* Begin *

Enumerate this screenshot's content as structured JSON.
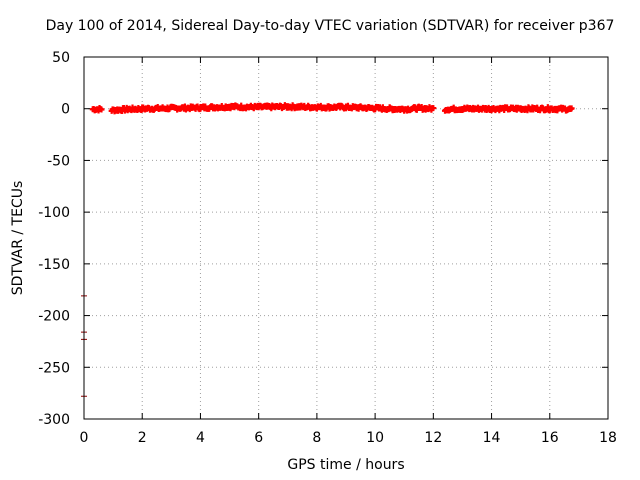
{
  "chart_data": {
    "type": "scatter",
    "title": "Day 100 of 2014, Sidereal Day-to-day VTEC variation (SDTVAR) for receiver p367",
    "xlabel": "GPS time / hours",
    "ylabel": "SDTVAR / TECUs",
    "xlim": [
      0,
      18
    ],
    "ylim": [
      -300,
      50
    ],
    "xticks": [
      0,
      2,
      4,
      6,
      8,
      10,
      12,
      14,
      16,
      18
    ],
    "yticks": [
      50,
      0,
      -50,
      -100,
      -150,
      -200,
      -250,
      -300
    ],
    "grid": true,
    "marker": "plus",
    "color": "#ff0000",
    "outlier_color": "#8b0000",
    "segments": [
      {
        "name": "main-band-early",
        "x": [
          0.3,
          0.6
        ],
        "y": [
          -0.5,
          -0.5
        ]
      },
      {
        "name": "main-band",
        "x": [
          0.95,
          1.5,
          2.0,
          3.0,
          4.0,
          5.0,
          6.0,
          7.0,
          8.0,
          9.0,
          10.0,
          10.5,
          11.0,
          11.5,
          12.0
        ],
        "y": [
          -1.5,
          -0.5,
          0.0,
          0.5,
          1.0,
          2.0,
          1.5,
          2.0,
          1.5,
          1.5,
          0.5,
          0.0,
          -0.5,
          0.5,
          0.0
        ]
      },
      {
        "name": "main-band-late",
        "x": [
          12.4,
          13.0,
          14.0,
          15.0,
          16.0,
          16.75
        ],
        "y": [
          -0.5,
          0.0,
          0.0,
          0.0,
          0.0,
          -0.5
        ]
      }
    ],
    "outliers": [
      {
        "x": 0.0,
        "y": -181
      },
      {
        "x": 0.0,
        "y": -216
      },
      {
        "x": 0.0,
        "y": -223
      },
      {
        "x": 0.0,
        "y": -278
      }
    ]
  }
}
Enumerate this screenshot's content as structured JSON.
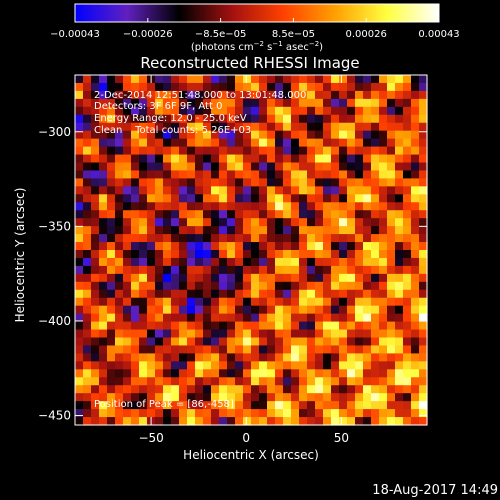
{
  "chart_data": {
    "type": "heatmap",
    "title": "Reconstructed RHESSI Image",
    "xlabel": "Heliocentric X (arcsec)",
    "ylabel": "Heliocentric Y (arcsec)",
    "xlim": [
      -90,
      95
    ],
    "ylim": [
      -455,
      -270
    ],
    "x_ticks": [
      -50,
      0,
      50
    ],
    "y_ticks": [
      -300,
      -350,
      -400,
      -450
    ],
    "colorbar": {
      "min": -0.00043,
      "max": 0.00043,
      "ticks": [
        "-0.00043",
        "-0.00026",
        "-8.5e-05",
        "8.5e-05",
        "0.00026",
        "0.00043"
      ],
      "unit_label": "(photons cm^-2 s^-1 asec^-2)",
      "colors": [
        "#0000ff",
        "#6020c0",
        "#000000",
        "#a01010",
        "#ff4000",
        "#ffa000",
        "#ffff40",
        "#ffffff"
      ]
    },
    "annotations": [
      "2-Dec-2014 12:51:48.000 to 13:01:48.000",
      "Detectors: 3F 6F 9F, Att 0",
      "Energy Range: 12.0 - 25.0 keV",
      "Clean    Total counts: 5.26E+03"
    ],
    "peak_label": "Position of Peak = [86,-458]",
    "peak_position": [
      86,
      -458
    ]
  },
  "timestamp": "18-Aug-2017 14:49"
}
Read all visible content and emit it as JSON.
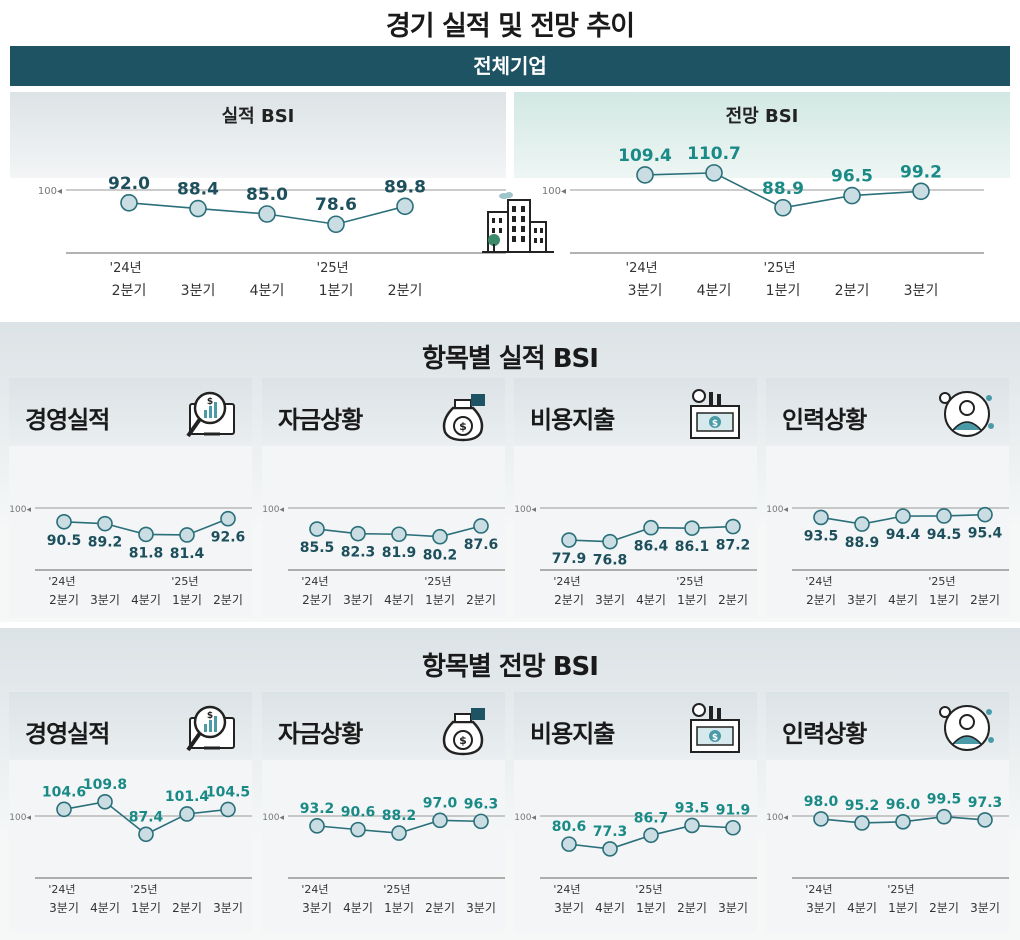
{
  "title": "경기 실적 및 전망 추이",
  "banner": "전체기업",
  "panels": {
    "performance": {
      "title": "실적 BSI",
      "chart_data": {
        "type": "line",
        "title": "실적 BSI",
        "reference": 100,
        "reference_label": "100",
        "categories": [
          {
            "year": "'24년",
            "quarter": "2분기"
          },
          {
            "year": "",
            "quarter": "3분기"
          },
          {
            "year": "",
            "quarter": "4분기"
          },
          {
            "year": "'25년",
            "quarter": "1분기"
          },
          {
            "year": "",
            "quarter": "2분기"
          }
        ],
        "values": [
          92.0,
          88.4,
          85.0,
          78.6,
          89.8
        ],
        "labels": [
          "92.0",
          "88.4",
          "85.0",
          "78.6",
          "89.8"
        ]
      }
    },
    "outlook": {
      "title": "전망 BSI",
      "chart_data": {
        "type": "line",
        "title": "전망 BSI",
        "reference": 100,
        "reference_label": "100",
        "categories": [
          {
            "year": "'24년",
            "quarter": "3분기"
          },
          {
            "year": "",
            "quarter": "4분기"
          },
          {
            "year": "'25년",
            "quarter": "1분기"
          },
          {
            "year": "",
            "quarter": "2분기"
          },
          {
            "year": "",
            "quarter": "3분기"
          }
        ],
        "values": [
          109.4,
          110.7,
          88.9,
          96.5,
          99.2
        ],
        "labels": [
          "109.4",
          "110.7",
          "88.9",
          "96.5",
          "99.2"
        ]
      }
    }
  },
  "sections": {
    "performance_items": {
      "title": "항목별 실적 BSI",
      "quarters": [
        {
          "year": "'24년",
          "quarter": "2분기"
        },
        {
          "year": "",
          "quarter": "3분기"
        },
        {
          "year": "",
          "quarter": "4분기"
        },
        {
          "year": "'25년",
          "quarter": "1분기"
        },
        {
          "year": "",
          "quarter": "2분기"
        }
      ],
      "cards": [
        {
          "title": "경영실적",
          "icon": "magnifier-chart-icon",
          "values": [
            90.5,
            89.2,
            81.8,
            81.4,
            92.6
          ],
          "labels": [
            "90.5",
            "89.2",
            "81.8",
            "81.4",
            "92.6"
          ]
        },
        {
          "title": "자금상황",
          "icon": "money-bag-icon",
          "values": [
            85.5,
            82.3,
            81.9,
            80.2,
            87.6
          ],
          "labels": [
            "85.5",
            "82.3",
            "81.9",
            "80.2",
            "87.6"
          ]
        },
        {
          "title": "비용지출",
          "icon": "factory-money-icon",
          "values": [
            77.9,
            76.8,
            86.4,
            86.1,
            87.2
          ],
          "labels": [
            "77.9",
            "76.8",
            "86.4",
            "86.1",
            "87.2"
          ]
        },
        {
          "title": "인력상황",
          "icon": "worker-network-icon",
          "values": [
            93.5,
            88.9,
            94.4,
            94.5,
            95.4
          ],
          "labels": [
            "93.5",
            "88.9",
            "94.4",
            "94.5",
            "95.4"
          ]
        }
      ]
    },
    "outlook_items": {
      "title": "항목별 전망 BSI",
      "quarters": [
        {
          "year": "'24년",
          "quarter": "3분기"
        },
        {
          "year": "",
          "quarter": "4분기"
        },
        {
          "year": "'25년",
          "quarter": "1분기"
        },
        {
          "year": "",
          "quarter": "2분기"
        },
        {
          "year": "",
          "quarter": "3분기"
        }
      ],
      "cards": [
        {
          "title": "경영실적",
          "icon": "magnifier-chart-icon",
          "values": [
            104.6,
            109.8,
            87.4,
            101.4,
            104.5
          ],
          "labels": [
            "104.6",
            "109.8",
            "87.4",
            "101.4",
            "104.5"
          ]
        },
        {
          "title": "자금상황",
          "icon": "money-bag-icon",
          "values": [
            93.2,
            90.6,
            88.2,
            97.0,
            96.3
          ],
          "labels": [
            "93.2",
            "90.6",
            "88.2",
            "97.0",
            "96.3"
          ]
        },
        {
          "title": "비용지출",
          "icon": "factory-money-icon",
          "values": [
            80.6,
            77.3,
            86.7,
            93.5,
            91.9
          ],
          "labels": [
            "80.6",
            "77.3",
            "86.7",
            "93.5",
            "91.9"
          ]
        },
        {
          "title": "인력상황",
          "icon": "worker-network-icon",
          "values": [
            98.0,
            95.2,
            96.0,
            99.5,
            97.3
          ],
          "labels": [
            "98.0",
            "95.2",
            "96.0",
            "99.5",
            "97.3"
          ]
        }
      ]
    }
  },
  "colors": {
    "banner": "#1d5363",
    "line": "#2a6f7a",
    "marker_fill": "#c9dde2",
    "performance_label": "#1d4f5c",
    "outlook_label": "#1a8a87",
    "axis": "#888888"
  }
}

* End *

§ **SET PROBLEM**: In the entries above, find the lines containing the word "main" and say how many there are, with no other words.

§ **RESPONSE**: 3